**SHORT EXERCISE:** Gather every line in the records below that contains the word "this".

Records from a collection:
+ + + + + + +

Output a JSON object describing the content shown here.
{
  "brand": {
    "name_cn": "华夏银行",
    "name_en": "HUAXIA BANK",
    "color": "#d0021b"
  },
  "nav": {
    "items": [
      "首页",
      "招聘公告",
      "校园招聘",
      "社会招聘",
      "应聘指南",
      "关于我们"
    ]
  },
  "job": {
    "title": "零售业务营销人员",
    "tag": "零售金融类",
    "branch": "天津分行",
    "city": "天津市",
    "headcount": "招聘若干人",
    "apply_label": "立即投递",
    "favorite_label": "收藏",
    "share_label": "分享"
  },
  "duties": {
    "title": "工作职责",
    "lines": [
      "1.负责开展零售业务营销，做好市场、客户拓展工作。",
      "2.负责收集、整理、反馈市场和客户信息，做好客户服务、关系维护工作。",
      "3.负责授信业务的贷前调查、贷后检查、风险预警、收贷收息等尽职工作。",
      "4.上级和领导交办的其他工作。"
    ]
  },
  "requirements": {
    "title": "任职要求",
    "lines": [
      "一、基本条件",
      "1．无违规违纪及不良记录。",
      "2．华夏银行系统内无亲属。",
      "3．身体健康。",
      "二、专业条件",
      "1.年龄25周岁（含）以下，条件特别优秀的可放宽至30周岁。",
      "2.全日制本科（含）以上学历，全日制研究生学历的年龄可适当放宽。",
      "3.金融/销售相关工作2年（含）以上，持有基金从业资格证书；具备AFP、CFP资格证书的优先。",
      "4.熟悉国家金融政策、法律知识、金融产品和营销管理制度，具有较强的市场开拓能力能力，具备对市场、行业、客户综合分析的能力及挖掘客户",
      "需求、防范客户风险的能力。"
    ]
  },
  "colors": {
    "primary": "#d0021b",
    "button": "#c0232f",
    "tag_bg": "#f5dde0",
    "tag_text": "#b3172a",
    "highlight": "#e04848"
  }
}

+ + + + + + +

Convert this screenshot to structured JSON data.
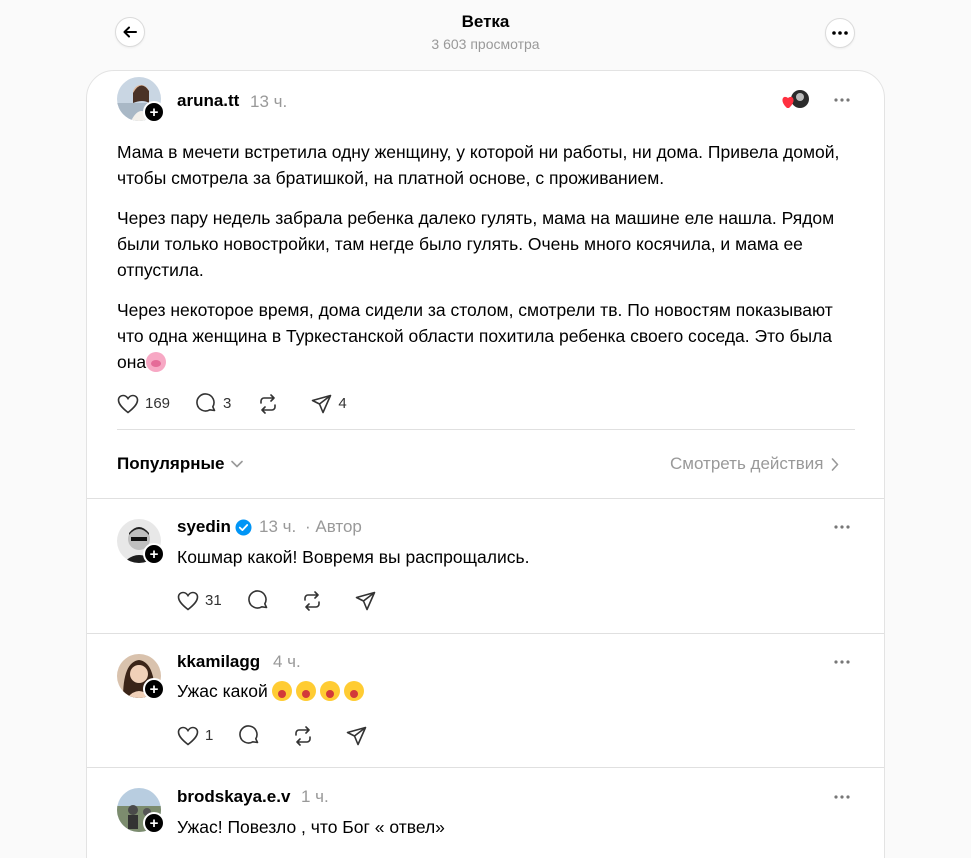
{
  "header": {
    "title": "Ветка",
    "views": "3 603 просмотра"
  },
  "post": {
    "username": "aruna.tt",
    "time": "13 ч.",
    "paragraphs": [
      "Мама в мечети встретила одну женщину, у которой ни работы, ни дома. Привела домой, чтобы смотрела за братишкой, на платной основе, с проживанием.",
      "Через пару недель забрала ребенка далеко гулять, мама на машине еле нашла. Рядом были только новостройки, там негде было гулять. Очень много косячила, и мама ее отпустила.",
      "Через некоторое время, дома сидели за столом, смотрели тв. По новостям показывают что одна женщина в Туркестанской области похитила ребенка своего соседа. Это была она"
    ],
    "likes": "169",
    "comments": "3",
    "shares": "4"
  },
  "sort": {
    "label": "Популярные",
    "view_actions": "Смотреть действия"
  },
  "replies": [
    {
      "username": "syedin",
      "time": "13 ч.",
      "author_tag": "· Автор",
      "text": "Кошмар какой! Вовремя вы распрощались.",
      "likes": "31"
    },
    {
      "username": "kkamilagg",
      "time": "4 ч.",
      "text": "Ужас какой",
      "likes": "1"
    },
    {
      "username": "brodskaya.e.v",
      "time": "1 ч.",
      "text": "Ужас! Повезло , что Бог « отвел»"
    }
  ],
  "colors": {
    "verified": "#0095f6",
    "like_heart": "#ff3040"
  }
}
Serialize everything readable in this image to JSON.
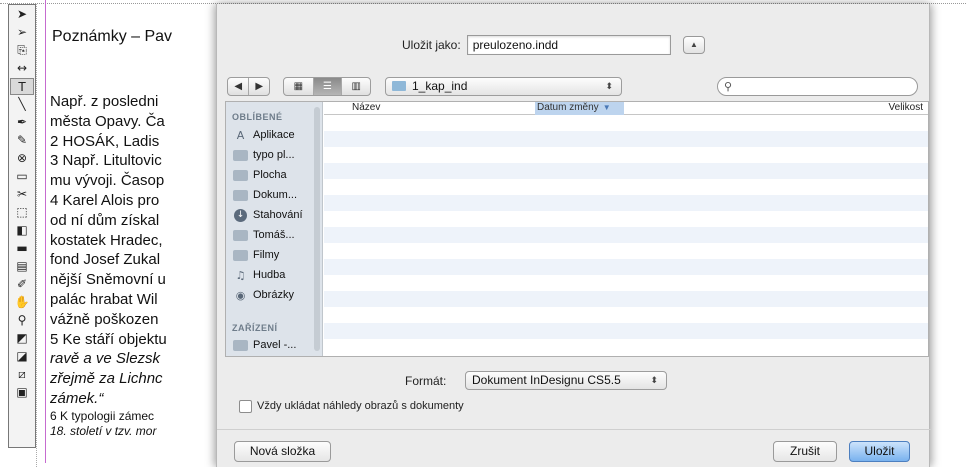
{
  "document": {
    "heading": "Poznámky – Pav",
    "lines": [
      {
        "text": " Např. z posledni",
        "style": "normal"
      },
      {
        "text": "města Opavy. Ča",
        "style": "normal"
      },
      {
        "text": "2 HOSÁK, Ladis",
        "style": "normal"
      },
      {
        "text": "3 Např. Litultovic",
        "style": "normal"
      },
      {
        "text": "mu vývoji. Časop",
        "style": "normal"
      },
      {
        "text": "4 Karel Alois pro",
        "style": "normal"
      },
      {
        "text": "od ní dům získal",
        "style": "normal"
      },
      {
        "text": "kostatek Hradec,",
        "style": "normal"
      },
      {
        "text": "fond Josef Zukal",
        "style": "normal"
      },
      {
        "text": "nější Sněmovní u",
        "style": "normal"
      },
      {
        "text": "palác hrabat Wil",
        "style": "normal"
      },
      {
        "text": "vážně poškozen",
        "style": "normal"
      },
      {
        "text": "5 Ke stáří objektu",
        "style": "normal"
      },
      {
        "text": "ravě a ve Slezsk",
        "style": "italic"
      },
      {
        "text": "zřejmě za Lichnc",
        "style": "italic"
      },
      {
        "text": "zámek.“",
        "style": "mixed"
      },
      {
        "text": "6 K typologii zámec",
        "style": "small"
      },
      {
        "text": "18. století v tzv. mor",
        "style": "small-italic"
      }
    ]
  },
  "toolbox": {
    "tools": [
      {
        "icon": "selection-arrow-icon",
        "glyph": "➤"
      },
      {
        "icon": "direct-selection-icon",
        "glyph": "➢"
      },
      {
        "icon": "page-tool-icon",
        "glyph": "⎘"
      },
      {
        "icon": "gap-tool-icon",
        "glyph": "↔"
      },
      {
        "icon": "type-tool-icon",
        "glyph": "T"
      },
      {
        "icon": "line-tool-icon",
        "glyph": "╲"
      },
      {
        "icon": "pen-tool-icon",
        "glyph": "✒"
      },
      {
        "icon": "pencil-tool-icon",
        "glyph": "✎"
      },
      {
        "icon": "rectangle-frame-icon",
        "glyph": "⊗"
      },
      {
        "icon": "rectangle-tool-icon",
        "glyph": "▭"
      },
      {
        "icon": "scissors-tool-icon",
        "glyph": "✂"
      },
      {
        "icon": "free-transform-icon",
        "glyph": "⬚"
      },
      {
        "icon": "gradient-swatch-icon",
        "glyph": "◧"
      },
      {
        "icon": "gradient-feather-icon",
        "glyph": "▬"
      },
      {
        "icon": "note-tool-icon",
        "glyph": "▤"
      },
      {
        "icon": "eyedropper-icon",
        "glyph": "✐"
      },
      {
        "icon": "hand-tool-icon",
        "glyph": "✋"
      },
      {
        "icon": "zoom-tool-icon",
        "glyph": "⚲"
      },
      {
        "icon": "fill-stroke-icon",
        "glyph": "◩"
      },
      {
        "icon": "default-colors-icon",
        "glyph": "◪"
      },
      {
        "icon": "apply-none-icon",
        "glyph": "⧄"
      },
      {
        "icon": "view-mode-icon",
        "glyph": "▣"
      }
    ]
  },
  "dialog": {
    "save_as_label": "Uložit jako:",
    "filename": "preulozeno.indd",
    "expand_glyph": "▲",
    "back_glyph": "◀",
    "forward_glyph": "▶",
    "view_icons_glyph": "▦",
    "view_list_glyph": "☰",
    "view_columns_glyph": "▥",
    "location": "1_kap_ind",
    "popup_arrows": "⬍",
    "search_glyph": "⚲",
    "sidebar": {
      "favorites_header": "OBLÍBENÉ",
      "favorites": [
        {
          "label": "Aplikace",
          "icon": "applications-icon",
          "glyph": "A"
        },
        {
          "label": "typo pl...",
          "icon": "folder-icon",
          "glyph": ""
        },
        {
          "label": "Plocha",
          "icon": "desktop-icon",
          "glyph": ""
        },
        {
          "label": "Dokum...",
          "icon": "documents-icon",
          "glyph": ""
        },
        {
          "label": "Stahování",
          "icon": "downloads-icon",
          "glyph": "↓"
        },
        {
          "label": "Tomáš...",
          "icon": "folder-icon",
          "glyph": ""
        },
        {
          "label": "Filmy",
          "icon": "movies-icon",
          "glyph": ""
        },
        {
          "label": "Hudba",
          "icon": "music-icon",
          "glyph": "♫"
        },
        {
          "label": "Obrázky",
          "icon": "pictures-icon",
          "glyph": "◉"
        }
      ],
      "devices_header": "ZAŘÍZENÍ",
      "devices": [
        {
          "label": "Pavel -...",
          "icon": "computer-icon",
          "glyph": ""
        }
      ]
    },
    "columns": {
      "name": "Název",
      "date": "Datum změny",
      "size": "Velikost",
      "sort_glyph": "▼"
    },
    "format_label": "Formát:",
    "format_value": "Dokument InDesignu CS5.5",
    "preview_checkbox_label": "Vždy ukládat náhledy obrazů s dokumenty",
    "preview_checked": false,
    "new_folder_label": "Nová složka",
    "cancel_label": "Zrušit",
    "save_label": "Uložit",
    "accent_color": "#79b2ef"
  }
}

+ + + + + + +

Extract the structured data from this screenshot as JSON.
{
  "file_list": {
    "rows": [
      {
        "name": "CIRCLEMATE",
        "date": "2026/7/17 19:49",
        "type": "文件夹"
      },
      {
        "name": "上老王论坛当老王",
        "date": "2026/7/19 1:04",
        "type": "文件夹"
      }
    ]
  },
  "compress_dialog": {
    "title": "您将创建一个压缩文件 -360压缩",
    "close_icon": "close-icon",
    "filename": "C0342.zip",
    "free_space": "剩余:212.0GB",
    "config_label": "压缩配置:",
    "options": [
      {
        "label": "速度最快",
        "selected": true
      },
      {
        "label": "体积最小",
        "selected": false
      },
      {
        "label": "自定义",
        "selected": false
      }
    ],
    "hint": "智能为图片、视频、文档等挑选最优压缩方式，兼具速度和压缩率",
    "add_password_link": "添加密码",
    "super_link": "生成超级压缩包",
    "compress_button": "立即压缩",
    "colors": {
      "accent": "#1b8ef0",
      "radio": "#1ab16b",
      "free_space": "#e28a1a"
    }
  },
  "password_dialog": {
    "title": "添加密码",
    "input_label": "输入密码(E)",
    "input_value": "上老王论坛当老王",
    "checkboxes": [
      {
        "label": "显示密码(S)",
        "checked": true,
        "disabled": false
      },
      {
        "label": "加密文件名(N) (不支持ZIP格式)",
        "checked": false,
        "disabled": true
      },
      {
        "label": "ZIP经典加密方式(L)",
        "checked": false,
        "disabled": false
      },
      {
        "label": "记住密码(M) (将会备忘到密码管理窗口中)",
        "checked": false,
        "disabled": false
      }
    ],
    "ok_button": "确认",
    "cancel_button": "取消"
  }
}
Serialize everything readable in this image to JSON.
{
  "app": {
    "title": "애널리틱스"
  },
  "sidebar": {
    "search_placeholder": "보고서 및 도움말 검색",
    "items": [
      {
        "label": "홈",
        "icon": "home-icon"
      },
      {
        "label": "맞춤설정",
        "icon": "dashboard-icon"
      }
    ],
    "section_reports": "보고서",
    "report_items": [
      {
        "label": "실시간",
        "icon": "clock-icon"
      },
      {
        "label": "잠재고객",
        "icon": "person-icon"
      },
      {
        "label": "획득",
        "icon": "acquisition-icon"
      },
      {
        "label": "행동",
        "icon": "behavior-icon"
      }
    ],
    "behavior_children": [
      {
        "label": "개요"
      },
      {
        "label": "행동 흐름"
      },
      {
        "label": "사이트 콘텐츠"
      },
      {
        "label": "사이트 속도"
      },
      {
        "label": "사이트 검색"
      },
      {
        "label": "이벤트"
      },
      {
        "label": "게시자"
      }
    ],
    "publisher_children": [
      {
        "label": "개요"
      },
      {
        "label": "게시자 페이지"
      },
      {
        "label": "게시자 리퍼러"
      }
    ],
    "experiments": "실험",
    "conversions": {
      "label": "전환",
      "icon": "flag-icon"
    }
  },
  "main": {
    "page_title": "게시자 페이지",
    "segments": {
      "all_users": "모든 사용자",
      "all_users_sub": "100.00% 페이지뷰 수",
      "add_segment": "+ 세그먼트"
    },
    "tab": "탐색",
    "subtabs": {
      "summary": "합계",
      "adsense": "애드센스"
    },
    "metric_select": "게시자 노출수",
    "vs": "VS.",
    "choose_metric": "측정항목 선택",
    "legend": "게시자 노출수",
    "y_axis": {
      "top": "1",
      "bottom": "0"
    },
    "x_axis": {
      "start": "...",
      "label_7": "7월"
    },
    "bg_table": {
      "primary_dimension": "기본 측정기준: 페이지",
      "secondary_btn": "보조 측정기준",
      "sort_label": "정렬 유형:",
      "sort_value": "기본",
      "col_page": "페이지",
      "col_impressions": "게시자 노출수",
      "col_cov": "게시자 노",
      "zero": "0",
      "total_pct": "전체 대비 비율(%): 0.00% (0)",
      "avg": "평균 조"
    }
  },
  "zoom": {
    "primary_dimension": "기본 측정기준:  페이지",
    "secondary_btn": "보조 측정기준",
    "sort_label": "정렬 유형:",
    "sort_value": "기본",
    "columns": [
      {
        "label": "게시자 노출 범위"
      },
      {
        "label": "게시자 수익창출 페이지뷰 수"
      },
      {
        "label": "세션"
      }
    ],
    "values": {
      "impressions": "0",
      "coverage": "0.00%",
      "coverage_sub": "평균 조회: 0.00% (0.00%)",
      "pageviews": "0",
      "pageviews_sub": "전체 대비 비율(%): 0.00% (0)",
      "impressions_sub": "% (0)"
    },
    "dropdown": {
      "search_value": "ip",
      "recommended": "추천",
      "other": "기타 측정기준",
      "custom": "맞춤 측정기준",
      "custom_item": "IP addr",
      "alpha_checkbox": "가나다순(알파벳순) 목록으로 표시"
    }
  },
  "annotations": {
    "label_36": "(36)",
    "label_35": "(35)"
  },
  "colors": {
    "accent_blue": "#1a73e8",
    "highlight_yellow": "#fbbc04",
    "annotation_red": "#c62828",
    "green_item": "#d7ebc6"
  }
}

+ + + + + + +

**EXPECTED ANSWER:**
Convert this screenshot to structured JSON data.
Serialize everything readable in this image to JSON.
Extract the structured data from this screenshot as JSON.
Serialize everything readable in this image to JSON.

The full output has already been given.